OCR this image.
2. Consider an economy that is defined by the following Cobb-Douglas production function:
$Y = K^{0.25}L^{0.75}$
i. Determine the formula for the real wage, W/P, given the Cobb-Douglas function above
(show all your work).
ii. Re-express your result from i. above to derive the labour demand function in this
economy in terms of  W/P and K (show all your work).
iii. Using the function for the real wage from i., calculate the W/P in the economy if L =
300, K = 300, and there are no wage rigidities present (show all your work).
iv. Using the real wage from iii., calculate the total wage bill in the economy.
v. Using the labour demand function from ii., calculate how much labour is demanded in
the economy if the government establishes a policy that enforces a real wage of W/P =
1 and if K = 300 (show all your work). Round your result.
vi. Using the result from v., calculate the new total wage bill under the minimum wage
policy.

● Task objective: Reproduce the entries above in full, verbatim.

● Reply to the task:
OCR this image.
2. Consider an economy that is defined by the following Cobb-Douglas production function:
$Y = K^{0.25}L^{0.75}$
i. Determine the formula for the real wage, W/P, given the Cobb-Douglas function above
(show all your work).
ii. Re-express your result from i. above to derive the labour demand function in this
economy in terms of  W/P and K (show all your work).
iii. Using the function for the real wage from i., calculate the W/P in the economy if L =
300, K = 300, and there are no wage rigidities present (show all your work).
iv. Using the real wage from iii., calculate the total wage bill in the economy.
v. Using the labour demand function from ii., calculate how much labour is demanded in
the economy if the government establishes a policy that enforces a real wage of W/P =
1 and if K = 300 (show all your work). Round your result.
vi. Using the result from v., calculate the new total wage bill under the minimum wage
policy.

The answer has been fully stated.